* [TASK]:
Give the total number of lines with the word "background" in them, and no other words.
● ● ● ● ●
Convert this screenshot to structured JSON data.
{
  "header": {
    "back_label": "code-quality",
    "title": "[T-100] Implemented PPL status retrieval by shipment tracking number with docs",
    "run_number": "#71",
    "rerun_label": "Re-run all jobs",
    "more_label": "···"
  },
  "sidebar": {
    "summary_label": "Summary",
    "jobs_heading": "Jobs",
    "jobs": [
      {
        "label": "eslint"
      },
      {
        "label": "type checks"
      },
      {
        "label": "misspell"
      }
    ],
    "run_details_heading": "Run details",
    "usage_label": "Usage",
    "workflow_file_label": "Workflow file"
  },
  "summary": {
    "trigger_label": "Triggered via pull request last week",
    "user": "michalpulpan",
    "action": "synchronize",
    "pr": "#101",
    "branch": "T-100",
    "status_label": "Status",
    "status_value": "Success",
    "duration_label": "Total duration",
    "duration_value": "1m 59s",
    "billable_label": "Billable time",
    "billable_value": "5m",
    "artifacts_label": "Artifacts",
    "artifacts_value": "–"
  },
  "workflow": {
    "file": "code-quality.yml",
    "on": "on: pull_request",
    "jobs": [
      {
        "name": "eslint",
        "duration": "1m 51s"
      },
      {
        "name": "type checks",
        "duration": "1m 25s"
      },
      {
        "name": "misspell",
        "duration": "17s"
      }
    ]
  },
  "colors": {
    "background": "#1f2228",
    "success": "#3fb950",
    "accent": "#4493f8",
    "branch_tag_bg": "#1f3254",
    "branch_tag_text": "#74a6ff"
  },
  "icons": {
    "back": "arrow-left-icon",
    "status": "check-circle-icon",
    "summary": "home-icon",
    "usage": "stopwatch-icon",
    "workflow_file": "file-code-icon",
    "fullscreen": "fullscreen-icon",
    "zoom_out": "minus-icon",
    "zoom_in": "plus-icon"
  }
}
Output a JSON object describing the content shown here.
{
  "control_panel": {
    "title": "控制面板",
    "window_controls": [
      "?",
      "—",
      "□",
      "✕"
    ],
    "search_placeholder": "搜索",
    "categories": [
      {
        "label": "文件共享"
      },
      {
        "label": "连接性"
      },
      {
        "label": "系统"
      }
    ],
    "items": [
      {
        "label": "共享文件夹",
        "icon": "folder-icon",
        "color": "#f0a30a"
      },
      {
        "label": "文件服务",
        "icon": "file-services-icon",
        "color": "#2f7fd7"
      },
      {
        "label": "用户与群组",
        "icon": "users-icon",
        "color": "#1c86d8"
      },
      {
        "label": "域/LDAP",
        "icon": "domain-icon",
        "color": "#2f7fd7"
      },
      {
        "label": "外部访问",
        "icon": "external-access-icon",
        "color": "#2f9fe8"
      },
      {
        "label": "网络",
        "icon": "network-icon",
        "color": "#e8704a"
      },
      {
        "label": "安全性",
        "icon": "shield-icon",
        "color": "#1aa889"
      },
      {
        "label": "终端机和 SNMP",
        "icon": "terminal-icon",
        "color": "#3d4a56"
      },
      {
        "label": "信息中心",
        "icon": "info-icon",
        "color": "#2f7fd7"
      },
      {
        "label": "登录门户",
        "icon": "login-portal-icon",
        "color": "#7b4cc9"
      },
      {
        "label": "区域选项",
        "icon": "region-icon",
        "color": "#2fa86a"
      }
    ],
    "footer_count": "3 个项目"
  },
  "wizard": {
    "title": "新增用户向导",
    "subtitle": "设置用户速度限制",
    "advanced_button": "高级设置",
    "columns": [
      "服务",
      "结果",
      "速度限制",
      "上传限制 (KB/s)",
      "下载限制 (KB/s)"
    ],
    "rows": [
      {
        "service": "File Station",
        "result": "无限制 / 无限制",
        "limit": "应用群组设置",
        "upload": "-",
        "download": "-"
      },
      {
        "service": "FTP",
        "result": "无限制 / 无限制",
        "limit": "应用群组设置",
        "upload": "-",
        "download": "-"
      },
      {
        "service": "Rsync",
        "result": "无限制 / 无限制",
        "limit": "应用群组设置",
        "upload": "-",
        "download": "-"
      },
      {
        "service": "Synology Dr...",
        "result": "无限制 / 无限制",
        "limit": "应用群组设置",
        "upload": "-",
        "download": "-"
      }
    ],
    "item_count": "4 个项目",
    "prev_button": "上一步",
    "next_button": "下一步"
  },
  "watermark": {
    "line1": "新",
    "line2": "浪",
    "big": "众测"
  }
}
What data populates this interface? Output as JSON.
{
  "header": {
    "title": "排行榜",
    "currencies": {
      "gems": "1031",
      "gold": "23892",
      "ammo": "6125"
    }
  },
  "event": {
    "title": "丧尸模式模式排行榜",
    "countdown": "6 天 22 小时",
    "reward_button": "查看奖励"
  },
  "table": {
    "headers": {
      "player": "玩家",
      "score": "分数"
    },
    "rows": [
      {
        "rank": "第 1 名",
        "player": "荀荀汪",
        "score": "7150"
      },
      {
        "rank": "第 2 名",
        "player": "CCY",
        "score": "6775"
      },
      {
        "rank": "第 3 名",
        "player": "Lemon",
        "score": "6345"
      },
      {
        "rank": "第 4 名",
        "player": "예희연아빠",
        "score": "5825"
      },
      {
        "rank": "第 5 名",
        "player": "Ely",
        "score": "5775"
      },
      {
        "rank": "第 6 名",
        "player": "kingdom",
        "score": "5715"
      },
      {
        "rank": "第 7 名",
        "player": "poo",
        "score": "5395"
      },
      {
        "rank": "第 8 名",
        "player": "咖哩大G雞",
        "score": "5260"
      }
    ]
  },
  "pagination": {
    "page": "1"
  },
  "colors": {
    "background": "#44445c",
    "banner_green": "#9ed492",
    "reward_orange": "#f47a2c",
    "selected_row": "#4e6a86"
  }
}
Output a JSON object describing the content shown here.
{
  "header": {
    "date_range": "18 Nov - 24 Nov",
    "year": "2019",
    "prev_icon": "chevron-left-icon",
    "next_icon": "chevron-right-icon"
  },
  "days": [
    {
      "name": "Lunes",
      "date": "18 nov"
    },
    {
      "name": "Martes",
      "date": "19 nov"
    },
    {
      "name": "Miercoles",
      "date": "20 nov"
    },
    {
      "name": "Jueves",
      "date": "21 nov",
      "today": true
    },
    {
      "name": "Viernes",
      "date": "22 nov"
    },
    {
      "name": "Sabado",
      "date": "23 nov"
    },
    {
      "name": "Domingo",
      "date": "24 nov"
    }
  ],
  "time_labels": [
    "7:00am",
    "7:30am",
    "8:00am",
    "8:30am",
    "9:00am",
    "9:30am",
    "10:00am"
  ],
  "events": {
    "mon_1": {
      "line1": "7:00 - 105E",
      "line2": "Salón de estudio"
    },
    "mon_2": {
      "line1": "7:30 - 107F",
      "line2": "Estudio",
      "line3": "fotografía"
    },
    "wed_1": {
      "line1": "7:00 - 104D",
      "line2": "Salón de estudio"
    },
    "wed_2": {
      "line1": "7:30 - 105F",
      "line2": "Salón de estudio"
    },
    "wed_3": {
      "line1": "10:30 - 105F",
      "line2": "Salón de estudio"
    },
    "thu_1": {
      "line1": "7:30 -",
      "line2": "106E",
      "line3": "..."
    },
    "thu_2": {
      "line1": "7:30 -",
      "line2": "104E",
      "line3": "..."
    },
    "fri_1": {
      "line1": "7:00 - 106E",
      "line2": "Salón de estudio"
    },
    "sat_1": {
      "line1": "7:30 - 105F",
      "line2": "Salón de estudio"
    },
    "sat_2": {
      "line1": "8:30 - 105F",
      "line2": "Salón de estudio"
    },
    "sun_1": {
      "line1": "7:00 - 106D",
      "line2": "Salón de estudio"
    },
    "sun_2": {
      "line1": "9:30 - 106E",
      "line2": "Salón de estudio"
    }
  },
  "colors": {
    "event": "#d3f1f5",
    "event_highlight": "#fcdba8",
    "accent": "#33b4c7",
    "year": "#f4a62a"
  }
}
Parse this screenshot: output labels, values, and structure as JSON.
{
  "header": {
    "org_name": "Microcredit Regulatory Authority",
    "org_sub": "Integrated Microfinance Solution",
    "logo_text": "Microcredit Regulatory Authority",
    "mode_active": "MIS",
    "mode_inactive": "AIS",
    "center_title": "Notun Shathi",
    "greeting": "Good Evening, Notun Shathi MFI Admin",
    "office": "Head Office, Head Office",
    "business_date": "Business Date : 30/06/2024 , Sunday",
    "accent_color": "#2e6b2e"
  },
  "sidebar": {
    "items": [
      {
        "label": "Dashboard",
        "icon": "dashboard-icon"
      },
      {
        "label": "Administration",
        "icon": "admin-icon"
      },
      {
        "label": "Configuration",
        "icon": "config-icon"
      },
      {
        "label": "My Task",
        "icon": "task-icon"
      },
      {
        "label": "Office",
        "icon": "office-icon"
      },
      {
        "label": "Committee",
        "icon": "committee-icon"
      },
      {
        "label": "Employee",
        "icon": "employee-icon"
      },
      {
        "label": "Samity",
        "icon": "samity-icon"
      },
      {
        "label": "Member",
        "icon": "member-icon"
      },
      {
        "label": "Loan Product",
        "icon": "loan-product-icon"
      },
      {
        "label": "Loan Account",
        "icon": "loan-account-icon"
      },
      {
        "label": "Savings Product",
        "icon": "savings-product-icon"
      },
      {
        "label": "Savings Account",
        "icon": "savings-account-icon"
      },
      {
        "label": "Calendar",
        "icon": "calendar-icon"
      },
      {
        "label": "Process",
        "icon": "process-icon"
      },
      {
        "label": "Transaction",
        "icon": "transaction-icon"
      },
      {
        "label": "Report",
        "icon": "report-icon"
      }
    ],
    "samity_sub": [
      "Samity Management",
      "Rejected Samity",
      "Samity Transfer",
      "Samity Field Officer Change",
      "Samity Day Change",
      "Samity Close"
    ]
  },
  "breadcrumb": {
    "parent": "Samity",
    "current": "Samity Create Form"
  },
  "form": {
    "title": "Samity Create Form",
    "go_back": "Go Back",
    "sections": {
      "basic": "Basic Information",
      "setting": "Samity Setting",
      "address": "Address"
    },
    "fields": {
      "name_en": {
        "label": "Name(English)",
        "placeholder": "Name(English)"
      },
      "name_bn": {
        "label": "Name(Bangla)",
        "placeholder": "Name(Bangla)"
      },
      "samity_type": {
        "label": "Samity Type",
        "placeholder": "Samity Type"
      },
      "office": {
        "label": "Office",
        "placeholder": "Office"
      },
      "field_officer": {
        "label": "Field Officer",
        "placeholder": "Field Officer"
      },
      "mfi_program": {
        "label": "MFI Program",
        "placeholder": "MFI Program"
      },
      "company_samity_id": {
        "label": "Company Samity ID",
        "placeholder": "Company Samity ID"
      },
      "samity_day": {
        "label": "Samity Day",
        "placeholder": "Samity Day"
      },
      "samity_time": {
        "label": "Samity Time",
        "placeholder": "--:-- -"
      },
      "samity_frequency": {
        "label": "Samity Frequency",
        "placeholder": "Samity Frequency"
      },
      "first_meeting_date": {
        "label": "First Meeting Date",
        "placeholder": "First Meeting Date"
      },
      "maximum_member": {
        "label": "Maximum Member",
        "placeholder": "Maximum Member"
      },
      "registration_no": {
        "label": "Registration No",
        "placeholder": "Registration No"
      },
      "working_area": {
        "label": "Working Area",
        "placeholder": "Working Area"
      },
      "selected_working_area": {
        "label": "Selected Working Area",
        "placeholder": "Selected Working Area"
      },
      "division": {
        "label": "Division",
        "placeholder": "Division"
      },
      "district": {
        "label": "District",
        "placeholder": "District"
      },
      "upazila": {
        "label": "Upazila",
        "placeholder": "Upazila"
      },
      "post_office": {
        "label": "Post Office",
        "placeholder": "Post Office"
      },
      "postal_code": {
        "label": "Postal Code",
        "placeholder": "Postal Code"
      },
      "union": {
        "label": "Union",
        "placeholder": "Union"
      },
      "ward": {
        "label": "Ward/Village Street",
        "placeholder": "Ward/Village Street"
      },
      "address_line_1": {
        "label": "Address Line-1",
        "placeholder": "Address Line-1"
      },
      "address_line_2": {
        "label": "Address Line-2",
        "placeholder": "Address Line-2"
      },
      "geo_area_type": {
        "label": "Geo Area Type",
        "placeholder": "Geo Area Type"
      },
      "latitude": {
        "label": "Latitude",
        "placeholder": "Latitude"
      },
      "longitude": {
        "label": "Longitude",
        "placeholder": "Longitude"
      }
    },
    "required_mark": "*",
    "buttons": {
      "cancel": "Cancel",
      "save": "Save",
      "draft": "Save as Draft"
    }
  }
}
● ● ● ● ●
* [OUTPUT OF THE TASK]:
2